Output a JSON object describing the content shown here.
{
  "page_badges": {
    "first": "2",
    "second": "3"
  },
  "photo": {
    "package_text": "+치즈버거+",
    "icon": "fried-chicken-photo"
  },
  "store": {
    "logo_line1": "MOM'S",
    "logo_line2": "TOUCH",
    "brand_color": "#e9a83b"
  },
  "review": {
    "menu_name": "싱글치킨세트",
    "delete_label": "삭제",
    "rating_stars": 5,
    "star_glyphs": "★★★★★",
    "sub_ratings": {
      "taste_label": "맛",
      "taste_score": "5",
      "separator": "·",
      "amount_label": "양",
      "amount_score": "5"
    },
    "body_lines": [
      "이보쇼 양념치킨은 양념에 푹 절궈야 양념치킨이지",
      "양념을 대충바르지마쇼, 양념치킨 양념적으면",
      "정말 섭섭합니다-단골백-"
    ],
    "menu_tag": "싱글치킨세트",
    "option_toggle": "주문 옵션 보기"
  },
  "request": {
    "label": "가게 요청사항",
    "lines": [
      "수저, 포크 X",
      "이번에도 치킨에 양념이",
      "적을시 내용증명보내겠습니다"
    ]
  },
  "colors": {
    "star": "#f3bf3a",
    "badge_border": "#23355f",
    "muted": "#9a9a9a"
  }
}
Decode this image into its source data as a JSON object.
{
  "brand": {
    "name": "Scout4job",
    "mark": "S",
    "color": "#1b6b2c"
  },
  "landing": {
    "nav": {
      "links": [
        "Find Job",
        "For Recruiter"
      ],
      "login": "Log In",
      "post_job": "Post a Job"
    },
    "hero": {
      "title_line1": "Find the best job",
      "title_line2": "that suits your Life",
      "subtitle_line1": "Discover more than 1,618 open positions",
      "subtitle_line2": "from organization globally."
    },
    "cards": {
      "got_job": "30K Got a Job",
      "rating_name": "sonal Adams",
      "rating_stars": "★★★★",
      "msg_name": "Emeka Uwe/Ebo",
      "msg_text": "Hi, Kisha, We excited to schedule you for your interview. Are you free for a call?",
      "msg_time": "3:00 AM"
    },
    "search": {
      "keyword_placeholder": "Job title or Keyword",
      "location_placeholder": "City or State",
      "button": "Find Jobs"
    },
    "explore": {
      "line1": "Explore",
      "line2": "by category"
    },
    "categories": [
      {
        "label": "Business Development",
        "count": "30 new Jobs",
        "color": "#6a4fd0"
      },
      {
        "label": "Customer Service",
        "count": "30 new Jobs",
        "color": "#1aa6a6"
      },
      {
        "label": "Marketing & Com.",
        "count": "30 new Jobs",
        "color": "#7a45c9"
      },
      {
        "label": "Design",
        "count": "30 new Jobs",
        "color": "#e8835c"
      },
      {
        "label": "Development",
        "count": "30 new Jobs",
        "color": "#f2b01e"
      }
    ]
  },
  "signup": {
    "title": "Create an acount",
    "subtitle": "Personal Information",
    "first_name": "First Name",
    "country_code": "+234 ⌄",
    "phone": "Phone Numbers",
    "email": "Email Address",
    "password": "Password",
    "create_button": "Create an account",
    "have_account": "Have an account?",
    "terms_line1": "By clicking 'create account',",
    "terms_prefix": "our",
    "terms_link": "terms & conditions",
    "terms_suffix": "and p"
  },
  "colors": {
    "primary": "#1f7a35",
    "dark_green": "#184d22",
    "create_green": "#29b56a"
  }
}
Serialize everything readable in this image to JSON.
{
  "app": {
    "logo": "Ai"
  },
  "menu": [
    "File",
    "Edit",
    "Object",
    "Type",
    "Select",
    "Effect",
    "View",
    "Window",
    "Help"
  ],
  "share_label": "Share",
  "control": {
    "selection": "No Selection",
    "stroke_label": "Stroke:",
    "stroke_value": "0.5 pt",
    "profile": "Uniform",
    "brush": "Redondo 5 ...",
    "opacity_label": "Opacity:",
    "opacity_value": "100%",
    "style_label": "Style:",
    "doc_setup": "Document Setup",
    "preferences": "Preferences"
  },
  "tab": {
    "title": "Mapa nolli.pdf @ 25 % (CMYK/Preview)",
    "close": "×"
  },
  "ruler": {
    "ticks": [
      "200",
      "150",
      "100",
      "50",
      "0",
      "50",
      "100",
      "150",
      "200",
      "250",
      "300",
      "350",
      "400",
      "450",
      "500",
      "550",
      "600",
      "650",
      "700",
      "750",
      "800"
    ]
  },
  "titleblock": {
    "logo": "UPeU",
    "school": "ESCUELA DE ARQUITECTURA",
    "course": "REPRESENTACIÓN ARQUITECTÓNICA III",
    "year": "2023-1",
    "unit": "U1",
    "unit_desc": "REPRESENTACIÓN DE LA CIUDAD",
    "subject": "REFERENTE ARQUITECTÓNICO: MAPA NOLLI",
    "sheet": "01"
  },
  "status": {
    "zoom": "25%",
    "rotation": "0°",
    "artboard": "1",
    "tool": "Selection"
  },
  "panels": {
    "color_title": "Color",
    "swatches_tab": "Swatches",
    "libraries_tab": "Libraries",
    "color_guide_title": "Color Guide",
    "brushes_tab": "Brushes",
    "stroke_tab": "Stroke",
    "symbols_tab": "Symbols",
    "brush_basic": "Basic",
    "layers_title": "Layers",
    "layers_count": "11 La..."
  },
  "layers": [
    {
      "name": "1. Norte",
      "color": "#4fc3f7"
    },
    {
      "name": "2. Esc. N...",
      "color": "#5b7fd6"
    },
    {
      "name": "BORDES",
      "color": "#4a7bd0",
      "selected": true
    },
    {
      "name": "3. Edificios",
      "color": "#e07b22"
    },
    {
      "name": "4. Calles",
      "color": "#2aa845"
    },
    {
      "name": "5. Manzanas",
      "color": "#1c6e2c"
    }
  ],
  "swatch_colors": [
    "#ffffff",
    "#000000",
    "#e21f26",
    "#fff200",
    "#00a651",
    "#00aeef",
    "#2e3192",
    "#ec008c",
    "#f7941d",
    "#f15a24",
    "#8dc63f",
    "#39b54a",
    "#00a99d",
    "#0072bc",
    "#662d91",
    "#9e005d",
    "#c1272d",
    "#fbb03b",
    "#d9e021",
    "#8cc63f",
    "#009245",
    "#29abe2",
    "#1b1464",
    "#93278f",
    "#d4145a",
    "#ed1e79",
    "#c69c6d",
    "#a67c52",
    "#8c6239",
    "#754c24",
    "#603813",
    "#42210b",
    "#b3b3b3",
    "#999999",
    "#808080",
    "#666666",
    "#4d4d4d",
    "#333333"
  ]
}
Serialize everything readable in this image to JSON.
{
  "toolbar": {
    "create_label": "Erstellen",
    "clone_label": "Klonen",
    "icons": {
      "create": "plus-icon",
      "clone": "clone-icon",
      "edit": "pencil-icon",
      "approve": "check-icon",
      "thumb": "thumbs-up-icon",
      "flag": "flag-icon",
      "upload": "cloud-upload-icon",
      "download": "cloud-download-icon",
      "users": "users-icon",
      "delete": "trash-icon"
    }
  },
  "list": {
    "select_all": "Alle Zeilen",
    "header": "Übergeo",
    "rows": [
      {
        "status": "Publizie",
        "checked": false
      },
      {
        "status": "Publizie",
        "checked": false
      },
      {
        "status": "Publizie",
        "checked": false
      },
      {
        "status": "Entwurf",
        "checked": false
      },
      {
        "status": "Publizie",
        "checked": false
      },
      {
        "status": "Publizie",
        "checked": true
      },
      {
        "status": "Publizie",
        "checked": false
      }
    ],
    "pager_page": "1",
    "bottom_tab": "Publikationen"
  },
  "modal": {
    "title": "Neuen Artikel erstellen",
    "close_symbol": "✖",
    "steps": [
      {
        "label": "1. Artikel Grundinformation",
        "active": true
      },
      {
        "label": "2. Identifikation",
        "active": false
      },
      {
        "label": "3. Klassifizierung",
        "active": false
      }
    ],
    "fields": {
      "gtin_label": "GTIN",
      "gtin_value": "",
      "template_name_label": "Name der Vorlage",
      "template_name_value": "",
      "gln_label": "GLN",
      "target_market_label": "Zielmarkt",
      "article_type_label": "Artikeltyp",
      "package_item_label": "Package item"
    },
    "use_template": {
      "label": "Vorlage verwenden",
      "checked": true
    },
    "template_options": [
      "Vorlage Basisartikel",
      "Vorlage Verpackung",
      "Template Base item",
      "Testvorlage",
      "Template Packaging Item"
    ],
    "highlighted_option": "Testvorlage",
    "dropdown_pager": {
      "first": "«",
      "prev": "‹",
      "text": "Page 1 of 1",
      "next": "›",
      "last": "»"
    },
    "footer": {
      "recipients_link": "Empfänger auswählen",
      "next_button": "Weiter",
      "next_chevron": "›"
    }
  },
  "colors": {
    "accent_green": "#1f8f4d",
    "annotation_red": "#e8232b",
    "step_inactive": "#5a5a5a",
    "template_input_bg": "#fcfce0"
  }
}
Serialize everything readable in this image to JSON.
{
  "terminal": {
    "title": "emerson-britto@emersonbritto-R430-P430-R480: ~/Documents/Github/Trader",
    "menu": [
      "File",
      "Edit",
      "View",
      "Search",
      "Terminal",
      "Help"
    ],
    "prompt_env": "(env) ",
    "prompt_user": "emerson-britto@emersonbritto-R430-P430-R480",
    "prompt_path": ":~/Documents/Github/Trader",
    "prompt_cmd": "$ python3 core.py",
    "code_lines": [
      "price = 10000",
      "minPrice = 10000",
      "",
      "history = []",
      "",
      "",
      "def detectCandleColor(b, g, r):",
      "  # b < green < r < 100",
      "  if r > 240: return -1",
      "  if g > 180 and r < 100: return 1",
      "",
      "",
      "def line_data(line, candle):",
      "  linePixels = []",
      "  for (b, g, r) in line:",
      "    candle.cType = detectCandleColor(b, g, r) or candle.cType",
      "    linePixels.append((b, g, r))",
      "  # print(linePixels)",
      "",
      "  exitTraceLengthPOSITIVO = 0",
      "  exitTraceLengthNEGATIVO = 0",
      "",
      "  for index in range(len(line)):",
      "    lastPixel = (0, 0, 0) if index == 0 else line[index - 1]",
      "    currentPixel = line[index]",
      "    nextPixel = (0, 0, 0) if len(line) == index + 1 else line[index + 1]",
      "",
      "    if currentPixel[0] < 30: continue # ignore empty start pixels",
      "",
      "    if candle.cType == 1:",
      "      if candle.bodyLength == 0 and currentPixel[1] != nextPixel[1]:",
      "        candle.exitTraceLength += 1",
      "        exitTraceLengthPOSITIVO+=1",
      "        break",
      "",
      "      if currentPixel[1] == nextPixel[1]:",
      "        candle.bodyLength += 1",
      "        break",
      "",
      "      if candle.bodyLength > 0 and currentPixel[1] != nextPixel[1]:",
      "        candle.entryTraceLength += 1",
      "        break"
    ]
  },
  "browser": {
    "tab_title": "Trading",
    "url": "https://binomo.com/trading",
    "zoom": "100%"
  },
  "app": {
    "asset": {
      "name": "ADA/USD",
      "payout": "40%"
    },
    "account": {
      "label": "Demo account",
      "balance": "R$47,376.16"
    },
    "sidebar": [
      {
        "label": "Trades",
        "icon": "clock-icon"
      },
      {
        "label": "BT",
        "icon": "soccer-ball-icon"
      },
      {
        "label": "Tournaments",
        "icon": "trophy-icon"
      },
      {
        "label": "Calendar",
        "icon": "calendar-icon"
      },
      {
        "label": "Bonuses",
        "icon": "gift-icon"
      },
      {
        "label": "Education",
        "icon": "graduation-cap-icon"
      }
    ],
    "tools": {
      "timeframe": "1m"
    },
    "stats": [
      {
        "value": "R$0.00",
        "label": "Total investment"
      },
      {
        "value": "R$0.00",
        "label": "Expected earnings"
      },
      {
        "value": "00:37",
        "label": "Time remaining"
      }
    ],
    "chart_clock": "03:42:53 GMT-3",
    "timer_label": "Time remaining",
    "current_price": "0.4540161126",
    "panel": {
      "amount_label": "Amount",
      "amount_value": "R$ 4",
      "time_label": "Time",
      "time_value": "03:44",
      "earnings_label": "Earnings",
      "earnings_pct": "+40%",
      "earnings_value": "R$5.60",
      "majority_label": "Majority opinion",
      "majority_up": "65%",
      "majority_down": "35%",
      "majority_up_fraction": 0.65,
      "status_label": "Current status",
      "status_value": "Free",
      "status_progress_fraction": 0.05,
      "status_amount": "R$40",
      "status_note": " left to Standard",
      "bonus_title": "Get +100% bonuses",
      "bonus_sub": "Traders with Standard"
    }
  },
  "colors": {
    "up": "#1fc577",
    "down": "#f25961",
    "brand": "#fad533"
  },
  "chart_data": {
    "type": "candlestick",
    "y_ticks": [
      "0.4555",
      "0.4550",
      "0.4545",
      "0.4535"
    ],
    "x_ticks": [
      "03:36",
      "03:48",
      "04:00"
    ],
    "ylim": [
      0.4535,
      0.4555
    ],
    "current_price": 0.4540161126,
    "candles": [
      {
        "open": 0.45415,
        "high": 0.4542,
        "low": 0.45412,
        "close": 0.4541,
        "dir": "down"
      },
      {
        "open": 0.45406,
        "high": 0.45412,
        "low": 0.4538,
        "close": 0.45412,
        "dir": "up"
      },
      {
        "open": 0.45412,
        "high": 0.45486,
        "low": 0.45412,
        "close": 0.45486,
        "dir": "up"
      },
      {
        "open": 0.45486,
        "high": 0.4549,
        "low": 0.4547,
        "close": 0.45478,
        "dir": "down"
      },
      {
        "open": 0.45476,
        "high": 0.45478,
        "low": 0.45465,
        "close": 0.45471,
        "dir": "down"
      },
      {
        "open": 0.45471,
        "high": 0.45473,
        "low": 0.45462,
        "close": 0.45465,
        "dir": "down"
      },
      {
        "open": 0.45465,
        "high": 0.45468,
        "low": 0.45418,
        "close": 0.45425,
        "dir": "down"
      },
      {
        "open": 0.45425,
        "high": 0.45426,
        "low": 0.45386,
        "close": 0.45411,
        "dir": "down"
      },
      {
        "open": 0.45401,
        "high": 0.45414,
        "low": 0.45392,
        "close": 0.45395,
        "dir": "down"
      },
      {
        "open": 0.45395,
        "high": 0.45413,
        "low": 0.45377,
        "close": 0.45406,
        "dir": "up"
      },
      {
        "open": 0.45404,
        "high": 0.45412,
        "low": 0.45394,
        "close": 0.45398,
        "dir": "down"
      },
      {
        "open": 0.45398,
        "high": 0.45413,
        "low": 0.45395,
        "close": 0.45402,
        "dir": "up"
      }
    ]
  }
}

◆ ◆ ◆ ◆

Which lines include the word "exitTraceLengthPOSITIVO"? Copy every one of them.

◆ SOLUTION TO THIS EXERCISE:
      "  exitTraceLengthPOSITIVO = 0",
      "        exitTraceLengthPOSITIVO+=1",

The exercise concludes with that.